▸ Given information:

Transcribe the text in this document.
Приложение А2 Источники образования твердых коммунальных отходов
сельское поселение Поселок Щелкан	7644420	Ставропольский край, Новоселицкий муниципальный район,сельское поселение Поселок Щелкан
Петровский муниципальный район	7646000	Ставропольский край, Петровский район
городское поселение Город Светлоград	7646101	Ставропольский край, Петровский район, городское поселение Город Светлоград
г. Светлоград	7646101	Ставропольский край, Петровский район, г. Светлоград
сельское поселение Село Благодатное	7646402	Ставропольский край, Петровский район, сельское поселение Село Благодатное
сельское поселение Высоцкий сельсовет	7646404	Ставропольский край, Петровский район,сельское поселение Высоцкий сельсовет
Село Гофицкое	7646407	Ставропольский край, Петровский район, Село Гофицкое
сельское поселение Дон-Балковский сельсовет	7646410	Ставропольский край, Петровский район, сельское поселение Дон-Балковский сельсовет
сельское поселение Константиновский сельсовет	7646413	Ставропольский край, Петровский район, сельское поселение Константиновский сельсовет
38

▸ Exercise aim:
From the entries above, copy out every line where the string "муниципальный" appears.

▸ Answer to the problem:
сельское поселение Поселок Щелкан	7644420	Ставропольский край, Новоселицкий муниципальный район,сельское поселение Поселок Щелкан
Петровский муниципальный район	7646000	Ставропольский край, Петровский район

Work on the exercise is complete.